Leave out the pictures and transcribe the rest of the records exactly.

Information shown.
::::

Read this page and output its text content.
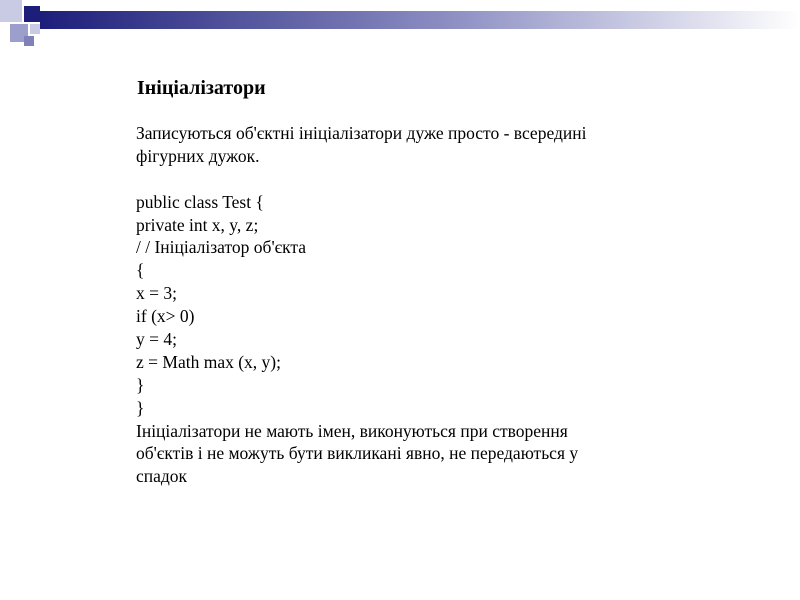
Ініціалізатори
Записуються об'єктні ініціалізатори дуже просто - всередині
фігурних дужок.
public class Test {
private int x, y, z;
/ / Ініціалізатор об'єкта
{
x = 3;
if (x> 0)
y = 4;
z = Math max (x, y);
}
}
Ініціалізатори не мають імен, виконуються при створення
об'єктів і не можуть бути викликані явно, не передаються у
спадок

::::

Exercise solution.
Read this page and output its text content.
Ініціалізатори
Записуються об'єктні ініціалізатори дуже просто - всередині
фігурних дужок.
public class Test {
private int x, y, z;
/ / Ініціалізатор об'єкта
{
x = 3;
if (x> 0)
y = 4;
z = Math max (x, y);
}
}
Ініціалізатори не мають імен, виконуються при створення
об'єктів і не можуть бути викликані явно, не передаються у
спадок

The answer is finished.